START STORED RECORDS

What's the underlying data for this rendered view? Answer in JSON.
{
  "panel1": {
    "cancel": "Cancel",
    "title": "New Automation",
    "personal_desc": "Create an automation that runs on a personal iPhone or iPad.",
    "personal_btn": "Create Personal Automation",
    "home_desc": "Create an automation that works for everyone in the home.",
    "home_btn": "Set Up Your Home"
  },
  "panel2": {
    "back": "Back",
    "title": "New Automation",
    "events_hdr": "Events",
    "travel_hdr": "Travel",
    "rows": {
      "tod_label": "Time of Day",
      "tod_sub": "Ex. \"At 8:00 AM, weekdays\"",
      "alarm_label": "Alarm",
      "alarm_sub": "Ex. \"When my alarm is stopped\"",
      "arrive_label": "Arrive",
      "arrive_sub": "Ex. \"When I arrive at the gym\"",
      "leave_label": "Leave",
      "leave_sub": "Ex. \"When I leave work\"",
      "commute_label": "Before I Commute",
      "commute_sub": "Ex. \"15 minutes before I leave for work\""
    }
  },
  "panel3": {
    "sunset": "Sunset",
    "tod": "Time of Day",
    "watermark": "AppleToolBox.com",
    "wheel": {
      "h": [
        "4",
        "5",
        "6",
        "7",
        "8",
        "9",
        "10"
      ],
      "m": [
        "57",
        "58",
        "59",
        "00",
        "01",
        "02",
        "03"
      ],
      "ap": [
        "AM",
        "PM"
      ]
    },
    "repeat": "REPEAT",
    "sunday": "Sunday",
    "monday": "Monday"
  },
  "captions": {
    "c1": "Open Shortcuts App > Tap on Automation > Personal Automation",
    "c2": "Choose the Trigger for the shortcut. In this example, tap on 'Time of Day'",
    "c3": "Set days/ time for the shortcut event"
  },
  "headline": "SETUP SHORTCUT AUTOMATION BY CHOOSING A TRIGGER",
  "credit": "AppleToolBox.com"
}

END STORED RECORDS
START STORED RECORDS

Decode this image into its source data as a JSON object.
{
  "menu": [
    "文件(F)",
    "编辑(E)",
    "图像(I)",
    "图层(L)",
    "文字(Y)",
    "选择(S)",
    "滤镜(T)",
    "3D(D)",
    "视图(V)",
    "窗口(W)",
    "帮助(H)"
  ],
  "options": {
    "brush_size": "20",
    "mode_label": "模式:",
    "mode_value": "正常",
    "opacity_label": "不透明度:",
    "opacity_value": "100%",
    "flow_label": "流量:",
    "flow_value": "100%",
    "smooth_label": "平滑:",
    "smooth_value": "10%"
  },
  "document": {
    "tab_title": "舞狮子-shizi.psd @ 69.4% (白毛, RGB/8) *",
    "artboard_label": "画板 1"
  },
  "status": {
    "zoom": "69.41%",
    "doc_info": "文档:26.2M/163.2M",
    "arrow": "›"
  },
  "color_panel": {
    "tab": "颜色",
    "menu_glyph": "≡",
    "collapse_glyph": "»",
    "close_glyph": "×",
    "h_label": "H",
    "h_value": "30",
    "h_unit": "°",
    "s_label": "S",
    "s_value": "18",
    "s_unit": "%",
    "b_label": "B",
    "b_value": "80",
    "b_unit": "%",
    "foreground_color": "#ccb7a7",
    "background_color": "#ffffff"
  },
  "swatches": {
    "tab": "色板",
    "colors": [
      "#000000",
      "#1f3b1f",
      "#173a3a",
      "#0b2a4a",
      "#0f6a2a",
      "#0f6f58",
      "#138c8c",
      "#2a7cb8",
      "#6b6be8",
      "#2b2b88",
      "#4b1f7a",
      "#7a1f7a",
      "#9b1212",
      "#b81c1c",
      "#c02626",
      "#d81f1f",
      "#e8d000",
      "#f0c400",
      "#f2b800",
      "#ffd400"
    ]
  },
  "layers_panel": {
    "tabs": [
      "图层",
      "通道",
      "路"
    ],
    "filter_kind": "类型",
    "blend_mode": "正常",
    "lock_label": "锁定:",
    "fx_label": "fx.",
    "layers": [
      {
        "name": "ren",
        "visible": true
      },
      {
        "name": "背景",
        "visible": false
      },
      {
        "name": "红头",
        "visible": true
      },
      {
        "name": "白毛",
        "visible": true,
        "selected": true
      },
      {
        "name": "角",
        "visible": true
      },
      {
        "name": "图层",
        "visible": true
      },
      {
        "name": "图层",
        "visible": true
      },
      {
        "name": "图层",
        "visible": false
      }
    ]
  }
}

END STORED RECORDS

Show every line from the entries above in which "that" appears.

TASK RESPONSE:
    "personal_desc": "Create an automation that runs on a personal iPhone or iPad.",
    "home_desc": "Create an automation that works for everyone in the home.",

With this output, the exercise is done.